▶ WHAT IS ASKED: Go through the entries below and pick out every line with "اجزای".

▶ DATA FOR THIS TASK:
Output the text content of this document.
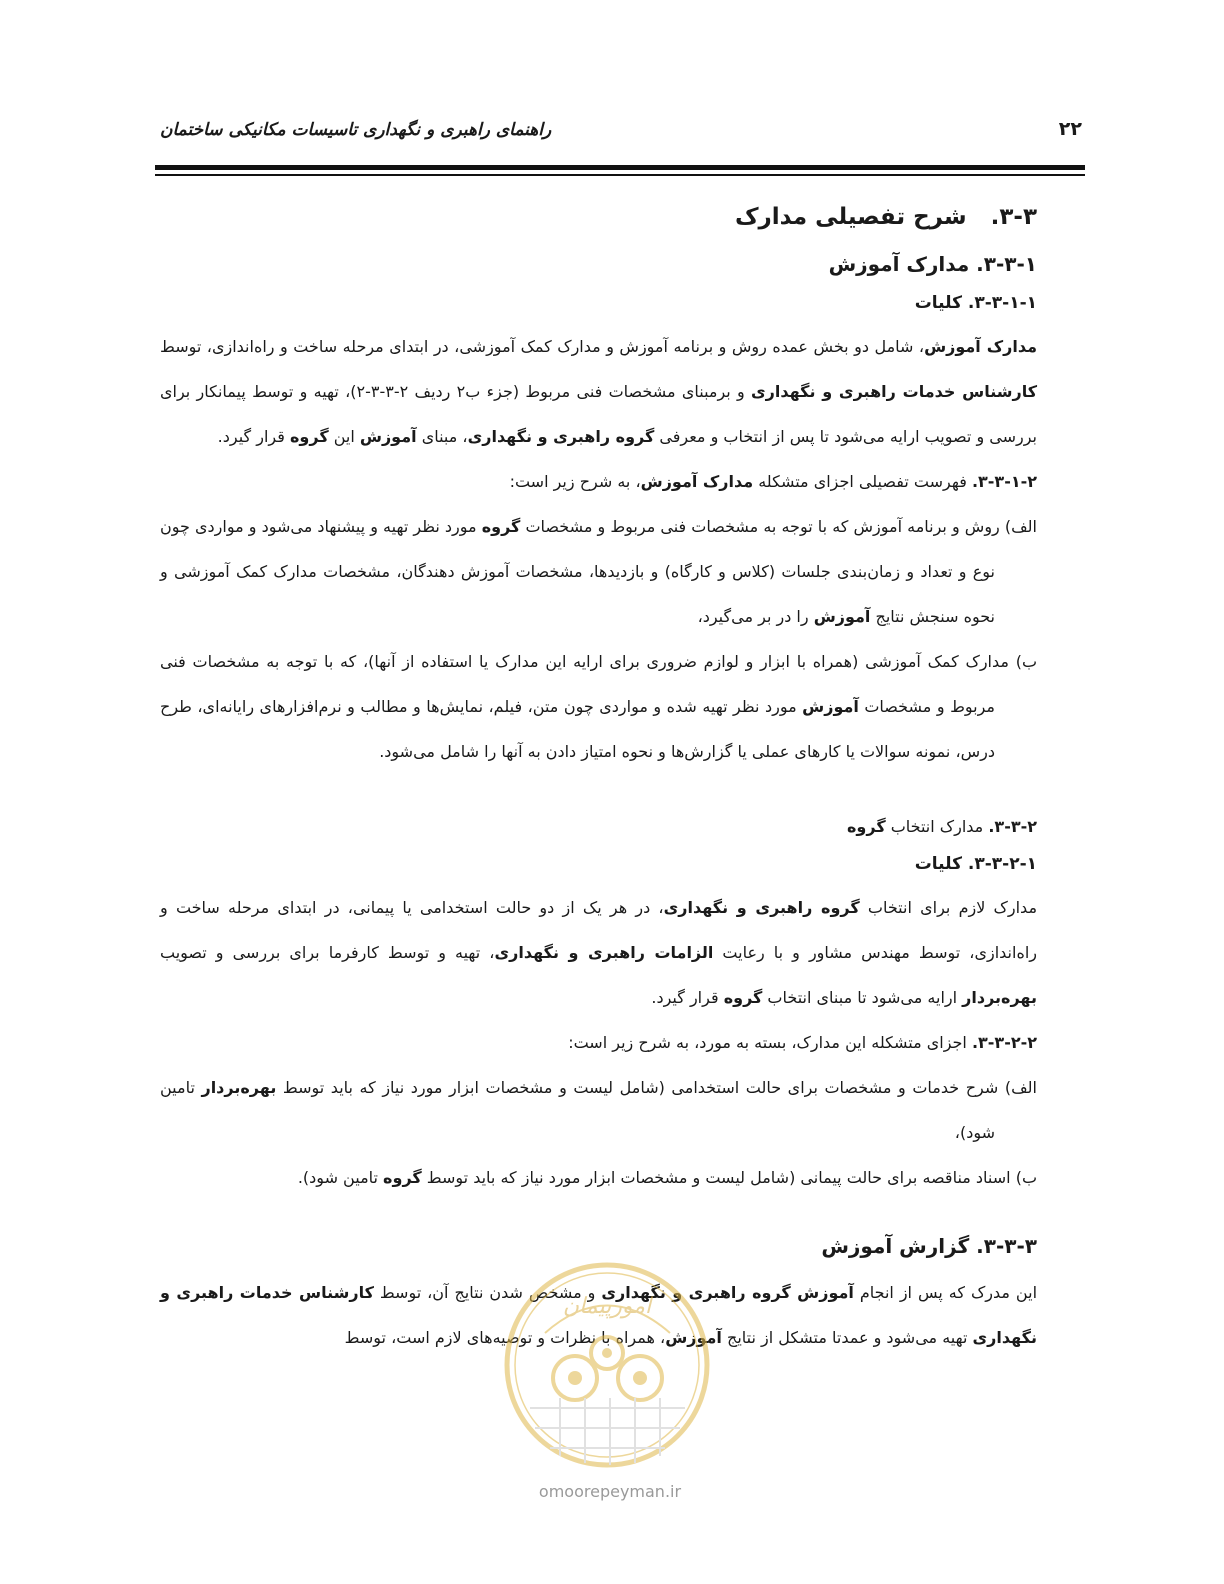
۲۲
راهنمای راهبری و نگهداری تاسیسات مکانیکی ساختمان
۳-۳.   شرح تفصیلی مدارک
۳-۳-۱. مدارک آموزش
۳-۳-۱-۱. کلیات

مدارک آموزش، شامل دو بخش عمده روش و برنامه آموزش و مدارک کمک آموزشی، در ابتدای مرحله ساخت و راه‌اندازی، توسط کارشناس خدمات راهبری و نگهداری و برمبنای مشخصات فنی مربوط (جزء ب۲ ردیف ۲-۳-۳-۲)، تهیه و توسط پیمانکار برای بررسی و تصویب ارایه می‌شود تا پس از انتخاب و معرفی گروه راهبری و نگهداری، مبنای آموزش این گروه قرار گیرد.

۳-۳-۱-۲. فهرست تفصیلی اجزای متشکله مدارک آموزش، به شرح زیر است:

الف) روش و برنامه آموزش که با توجه به مشخصات فنی مربوط و مشخصات گروه مورد نظر تهیه و پیشنهاد می‌شود و مواردی چون نوع و تعداد و زمان‌بندی جلسات (کلاس و کارگاه) و بازدیدها، مشخصات آموزش دهندگان، مشخصات مدارک کمک آموزشی و نحوه سنجش نتایج آموزش را در بر می‌گیرد،

ب) مدارک کمک آموزشی (همراه با ابزار و لوازم ضروری برای ارایه این مدارک یا استفاده از آنها)، که با توجه به مشخصات فنی مربوط و مشخصات آموزش مورد نظر تهیه شده و مواردی چون متن، فیلم، نمایش‌ها و مطالب و نرم‌افزارهای رایانه‌ای، طرح درس، نمونه سوالات یا کارهای عملی یا گزارش‌ها و نحوه امتیاز دادن به آنها را شامل می‌شود.

۳-۳-۲. مدارک انتخاب گروه

۳-۳-۲-۱. کلیات

مدارک لازم برای انتخاب گروه راهبری و نگهداری، در هر یک از دو حالت استخدامی یا پیمانی، در ابتدای مرحله ساخت و راه‌اندازی، توسط مهندس مشاور و با رعایت الزامات راهبری و نگهداری، تهیه و توسط کارفرما برای بررسی و تصویب بهره‌بردار ارایه می‌شود تا مبنای انتخاب گروه قرار گیرد.

۳-۳-۲-۲. اجزای متشکله این مدارک، بسته به مورد، به شرح زیر است:

الف) شرح خدمات و مشخصات برای حالت استخدامی (شامل لیست و مشخصات ابزار مورد نیاز که باید توسط بهره‌بردار تامین شود)،

ب) اسناد مناقصه برای حالت پیمانی (شامل لیست و مشخصات ابزار مورد نیاز که باید توسط گروه تامین شود).

۳-۳-۳. گزارش آموزش

این مدرک که پس از انجام آموزش گروه راهبری و نگهداری و مشخص شدن نتایج آن، توسط کارشناس خدمات راهبری و نگهداری تهیه می‌شود و عمدتا متشکل از نتایج آموزش، همراه با نظرات و توصیه‌های لازم است، توسط

امورپیمان
omoorepeyman.ir
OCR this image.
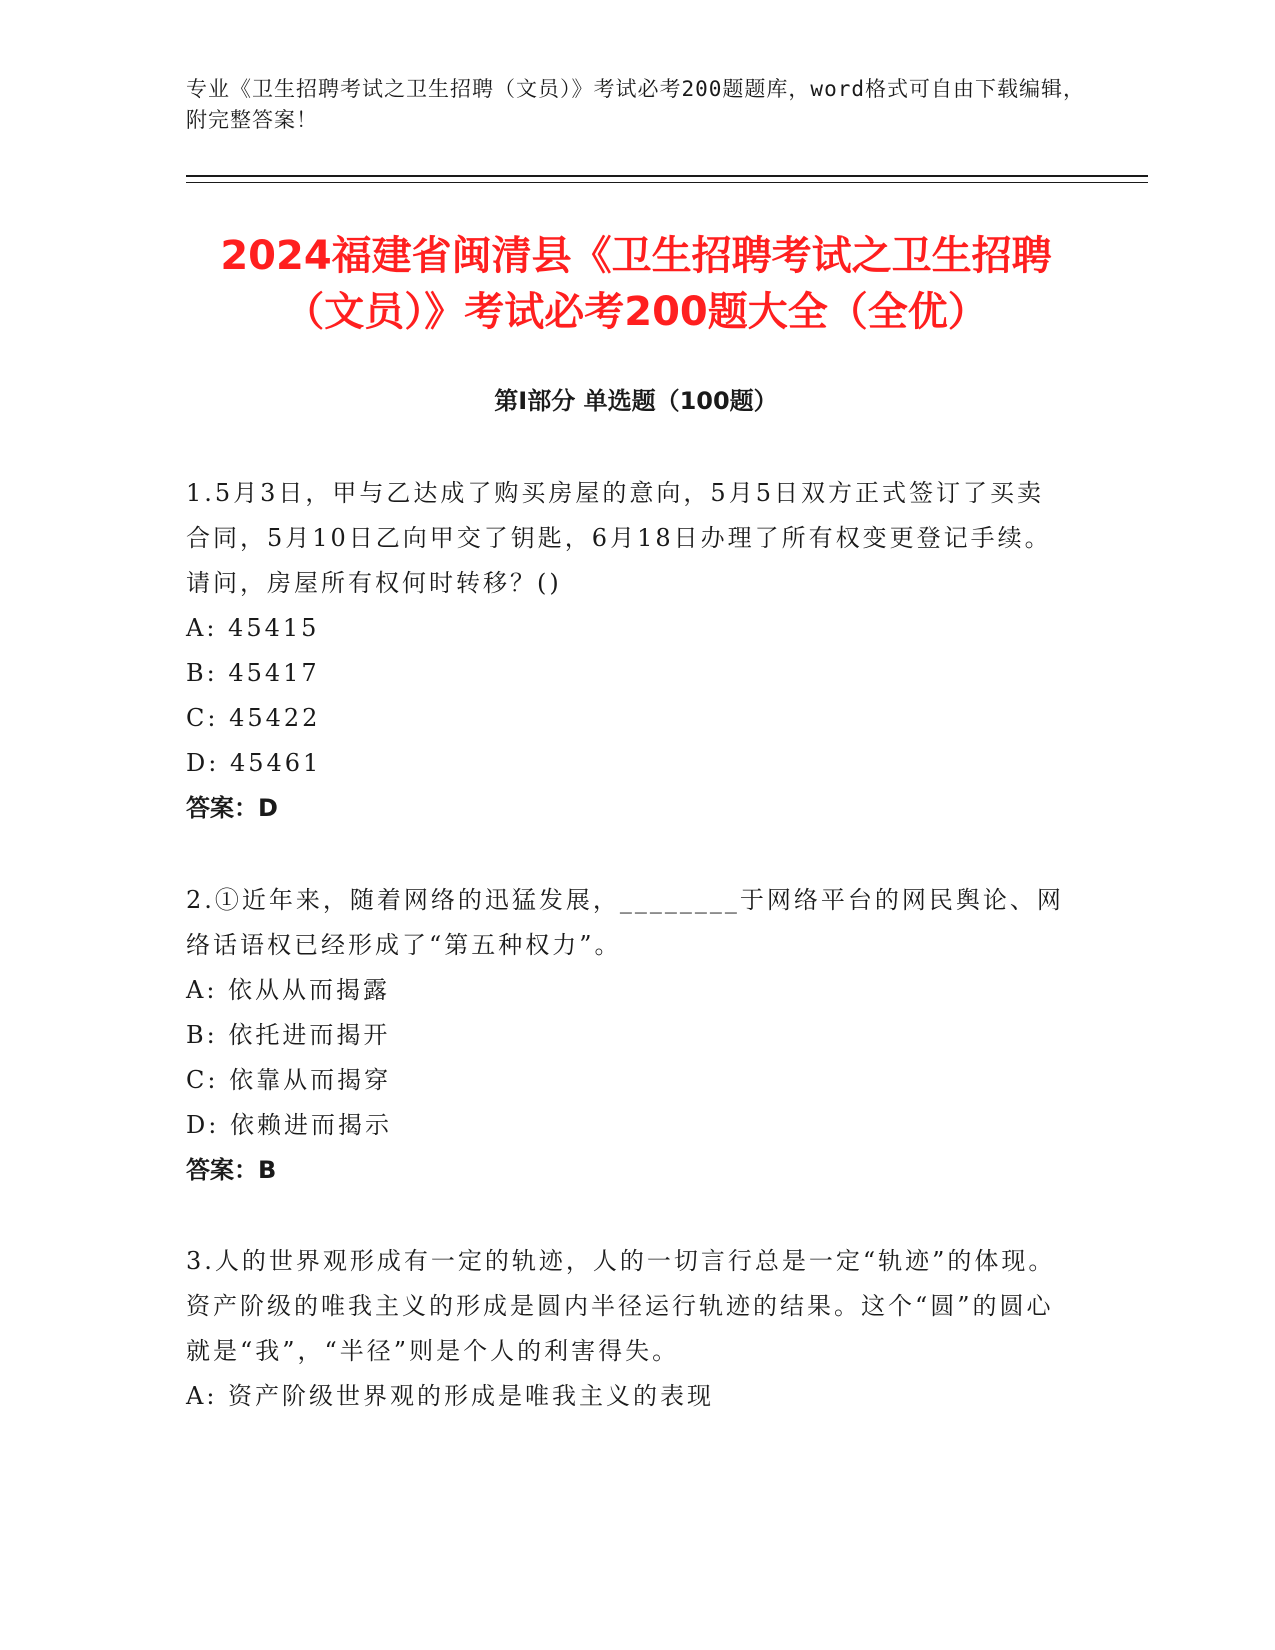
专业《卫生招聘考试之卫生招聘（文员）》考试必考200题题库，word格式可自由下载编辑，附完整答案！
2024福建省闽清县《卫生招聘考试之卫生招聘（文员）》考试必考200题大全（全优）
第I部分 单选题（100题）
1.5月3日，甲与乙达成了购买房屋的意向，5月5日双方正式签订了买卖合同，5月10日乙向甲交了钥匙，6月18日办理了所有权变更登记手续。请问，房屋所有权何时转移？()
A: 45415
B: 45417
C: 45422
D: 45461
答案：D
2.①近年来，随着网络的迅猛发展，________于网络平台的网民舆论、网络话语权已经形成了“第五种权力”。
A: 依从从而揭露
B: 依托进而揭开
C: 依靠从而揭穿
D: 依赖进而揭示
答案：B
3.人的世界观形成有一定的轨迹，人的一切言行总是一定“轨迹”的体现。资产阶级的唯我主义的形成是圆内半径运行轨迹的结果。这个“圆”的圆心就是“我”，“半径”则是个人的利害得失。
A: 资产阶级世界观的形成是唯我主义的表现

▶ SOLVED PROBLEM:
۳-۳-۱-۲. فهرست تفصیلی اجزای متشکله مدارک آموزش، به شرح زیر است:
۳-۳-۲-۲. اجزای متشکله این مدارک، بسته به مورد، به شرح زیر است:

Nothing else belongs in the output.